:: Goal ::
Go through the listing beneath this task and return every line that carries the string "Norwegian".

——————————

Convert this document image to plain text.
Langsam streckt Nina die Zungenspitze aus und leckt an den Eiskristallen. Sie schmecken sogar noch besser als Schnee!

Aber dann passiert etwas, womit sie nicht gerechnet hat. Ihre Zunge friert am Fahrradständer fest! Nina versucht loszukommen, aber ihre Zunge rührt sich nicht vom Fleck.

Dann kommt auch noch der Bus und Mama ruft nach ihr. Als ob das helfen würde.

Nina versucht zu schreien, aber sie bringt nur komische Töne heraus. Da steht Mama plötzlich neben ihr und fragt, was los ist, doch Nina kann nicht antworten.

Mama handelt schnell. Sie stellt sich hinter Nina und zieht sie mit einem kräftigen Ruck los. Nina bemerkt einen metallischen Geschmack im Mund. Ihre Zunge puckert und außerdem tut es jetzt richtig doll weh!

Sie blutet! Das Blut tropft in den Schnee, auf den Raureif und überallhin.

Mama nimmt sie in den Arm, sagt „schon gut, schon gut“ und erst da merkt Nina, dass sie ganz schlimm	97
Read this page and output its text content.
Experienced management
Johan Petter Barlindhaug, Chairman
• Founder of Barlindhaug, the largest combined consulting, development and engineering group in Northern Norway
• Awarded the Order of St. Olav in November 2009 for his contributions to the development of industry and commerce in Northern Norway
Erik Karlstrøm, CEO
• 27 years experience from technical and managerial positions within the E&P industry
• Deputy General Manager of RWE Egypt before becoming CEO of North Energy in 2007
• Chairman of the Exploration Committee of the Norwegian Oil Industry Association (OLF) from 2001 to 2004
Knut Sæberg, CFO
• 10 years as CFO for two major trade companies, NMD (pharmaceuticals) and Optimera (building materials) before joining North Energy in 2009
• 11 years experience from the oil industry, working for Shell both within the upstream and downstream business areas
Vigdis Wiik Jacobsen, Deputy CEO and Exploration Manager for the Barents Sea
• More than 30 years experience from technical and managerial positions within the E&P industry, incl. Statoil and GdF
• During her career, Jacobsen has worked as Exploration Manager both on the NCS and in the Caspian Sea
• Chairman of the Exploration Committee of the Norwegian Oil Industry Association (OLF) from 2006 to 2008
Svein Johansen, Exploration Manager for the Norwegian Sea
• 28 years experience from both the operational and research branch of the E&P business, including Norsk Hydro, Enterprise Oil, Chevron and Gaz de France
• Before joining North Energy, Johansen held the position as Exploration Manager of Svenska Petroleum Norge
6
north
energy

——————————

:: The completed task ::
• Chairman of the Exploration Committee of the Norwegian Oil Industry Association (OLF) from 2001 to 2004
• Chairman of the Exploration Committee of the Norwegian Oil Industry Association (OLF) from 2006 to 2008
Svein Johansen, Exploration Manager for the Norwegian Sea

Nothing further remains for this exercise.